* [WORK INSTRUCTIONS]: Emit the data below verbatim, stripping out any pictures.
━━━━━ DATA TO PROCESS
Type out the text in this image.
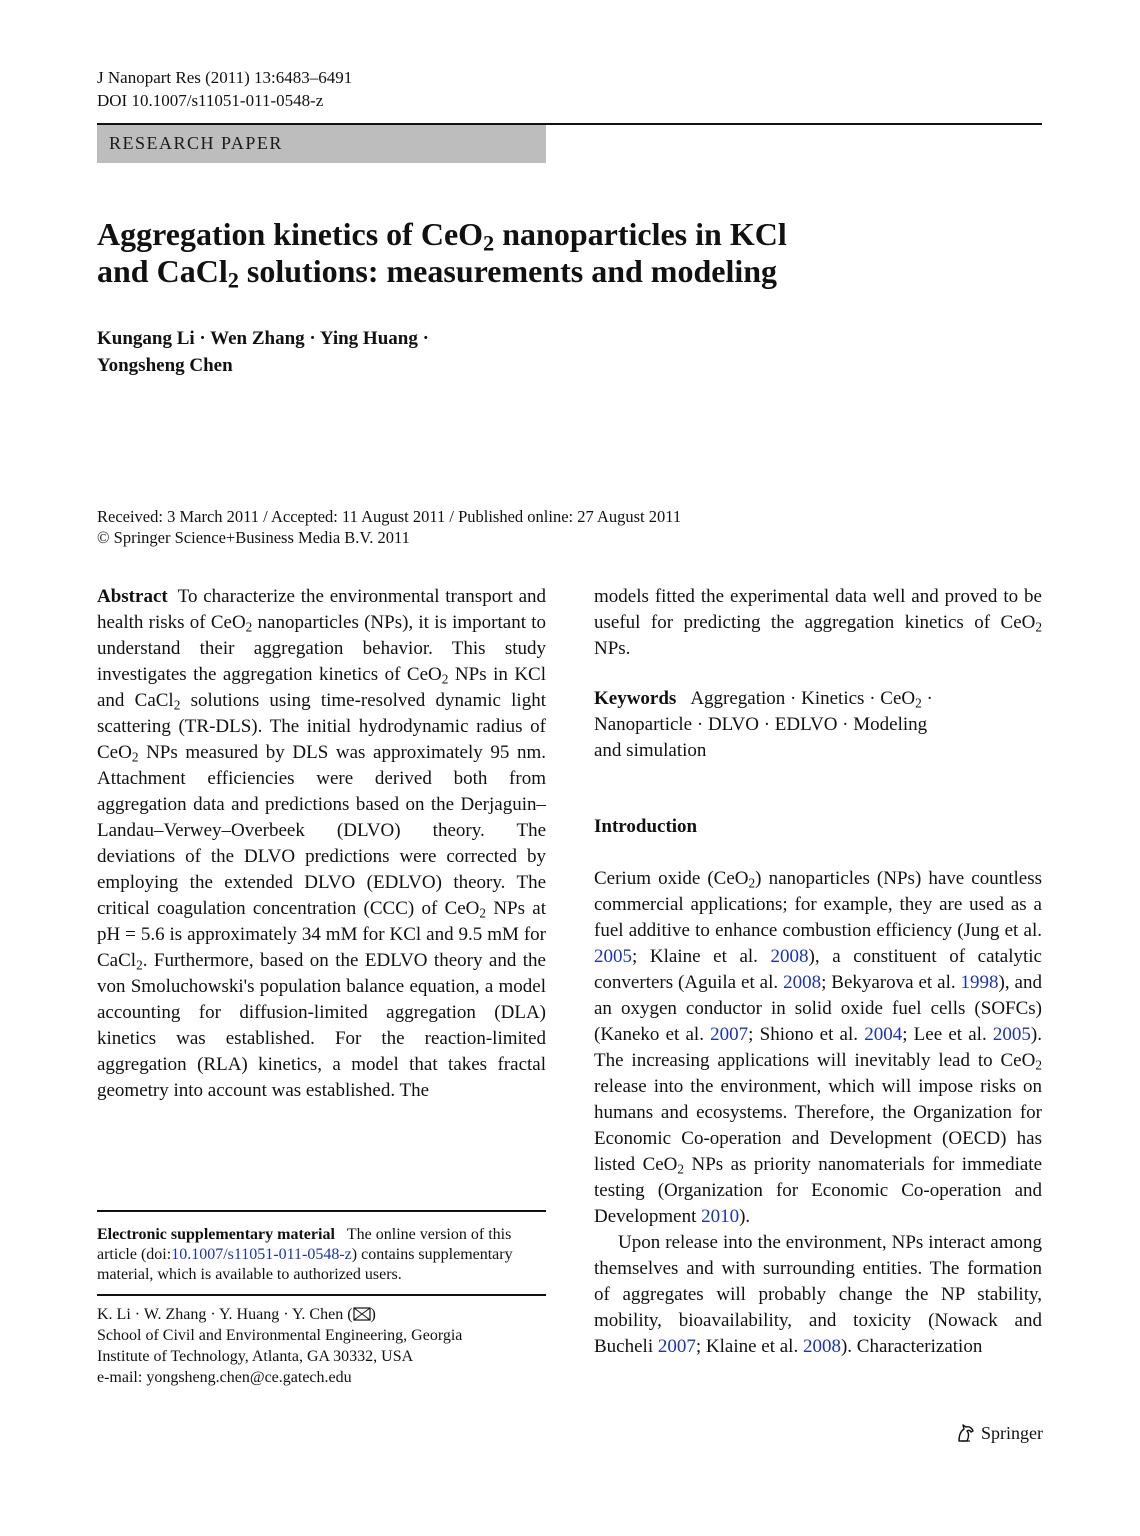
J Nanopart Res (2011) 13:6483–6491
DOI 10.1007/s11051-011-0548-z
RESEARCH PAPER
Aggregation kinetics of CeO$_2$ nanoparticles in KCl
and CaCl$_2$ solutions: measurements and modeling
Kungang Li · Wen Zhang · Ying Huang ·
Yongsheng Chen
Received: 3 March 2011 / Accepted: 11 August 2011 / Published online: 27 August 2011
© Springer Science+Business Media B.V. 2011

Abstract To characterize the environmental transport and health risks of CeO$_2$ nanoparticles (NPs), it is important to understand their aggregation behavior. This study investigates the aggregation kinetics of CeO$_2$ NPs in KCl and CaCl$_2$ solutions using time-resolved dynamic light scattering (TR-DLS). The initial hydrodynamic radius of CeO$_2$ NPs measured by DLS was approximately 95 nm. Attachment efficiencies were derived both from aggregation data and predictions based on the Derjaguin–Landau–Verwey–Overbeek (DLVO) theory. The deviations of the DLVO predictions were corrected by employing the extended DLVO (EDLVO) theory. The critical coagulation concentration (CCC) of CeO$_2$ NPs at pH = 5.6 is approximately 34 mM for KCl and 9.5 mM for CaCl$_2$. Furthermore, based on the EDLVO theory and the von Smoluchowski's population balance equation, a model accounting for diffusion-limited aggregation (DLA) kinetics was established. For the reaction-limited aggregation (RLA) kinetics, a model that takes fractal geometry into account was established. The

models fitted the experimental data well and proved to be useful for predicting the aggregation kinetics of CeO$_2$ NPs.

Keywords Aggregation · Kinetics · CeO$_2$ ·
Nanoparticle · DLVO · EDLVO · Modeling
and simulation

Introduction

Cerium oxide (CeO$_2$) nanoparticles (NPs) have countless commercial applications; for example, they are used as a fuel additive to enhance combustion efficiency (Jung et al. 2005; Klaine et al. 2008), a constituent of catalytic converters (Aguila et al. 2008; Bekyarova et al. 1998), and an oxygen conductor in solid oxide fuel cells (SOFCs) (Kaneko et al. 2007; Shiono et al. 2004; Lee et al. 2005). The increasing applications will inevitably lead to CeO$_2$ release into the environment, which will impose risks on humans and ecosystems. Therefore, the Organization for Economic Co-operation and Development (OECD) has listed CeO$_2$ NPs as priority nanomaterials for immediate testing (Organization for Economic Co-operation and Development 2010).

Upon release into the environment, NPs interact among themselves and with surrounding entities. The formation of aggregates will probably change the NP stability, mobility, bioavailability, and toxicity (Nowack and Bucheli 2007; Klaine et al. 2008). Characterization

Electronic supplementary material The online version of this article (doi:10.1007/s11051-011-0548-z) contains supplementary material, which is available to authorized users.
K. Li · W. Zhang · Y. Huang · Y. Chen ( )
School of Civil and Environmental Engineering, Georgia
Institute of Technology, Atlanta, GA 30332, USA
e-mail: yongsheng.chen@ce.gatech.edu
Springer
━━━━━━━━━━
* [FINAL ANSWER]:
Type out the text in this image.
J Nanopart Res (2011) 13:6483–6491
DOI 10.1007/s11051-011-0548-z
RESEARCH PAPER
Aggregation kinetics of CeO$_2$ nanoparticles in KCl
and CaCl$_2$ solutions: measurements and modeling
Kungang Li · Wen Zhang · Ying Huang ·
Yongsheng Chen
Received: 3 March 2011 / Accepted: 11 August 2011 / Published online: 27 August 2011
© Springer Science+Business Media B.V. 2011

Abstract To characterize the environmental transport and health risks of CeO$_2$ nanoparticles (NPs), it is important to understand their aggregation behavior. This study investigates the aggregation kinetics of CeO$_2$ NPs in KCl and CaCl$_2$ solutions using time-resolved dynamic light scattering (TR-DLS). The initial hydrodynamic radius of CeO$_2$ NPs measured by DLS was approximately 95 nm. Attachment efficiencies were derived both from aggregation data and predictions based on the Derjaguin–Landau–Verwey–Overbeek (DLVO) theory. The deviations of the DLVO predictions were corrected by employing the extended DLVO (EDLVO) theory. The critical coagulation concentration (CCC) of CeO$_2$ NPs at pH = 5.6 is approximately 34 mM for KCl and 9.5 mM for CaCl$_2$. Furthermore, based on the EDLVO theory and the von Smoluchowski's population balance equation, a model accounting for diffusion-limited aggregation (DLA) kinetics was established. For the reaction-limited aggregation (RLA) kinetics, a model that takes fractal geometry into account was established. The

models fitted the experimental data well and proved to be useful for predicting the aggregation kinetics of CeO$_2$ NPs.

Keywords Aggregation · Kinetics · CeO$_2$ ·
Nanoparticle · DLVO · EDLVO · Modeling
and simulation

Introduction

Cerium oxide (CeO$_2$) nanoparticles (NPs) have countless commercial applications; for example, they are used as a fuel additive to enhance combustion efficiency (Jung et al. 2005; Klaine et al. 2008), a constituent of catalytic converters (Aguila et al. 2008; Bekyarova et al. 1998), and an oxygen conductor in solid oxide fuel cells (SOFCs) (Kaneko et al. 2007; Shiono et al. 2004; Lee et al. 2005). The increasing applications will inevitably lead to CeO$_2$ release into the environment, which will impose risks on humans and ecosystems. Therefore, the Organization for Economic Co-operation and Development (OECD) has listed CeO$_2$ NPs as priority nanomaterials for immediate testing (Organization for Economic Co-operation and Development 2010).

Upon release into the environment, NPs interact among themselves and with surrounding entities. The formation of aggregates will probably change the NP stability, mobility, bioavailability, and toxicity (Nowack and Bucheli 2007; Klaine et al. 2008). Characterization

Electronic supplementary material The online version of this article (doi:10.1007/s11051-011-0548-z) contains supplementary material, which is available to authorized users.
K. Li · W. Zhang · Y. Huang · Y. Chen ( )
School of Civil and Environmental Engineering, Georgia
Institute of Technology, Atlanta, GA 30332, USA
e-mail: yongsheng.chen@ce.gatech.edu
Springer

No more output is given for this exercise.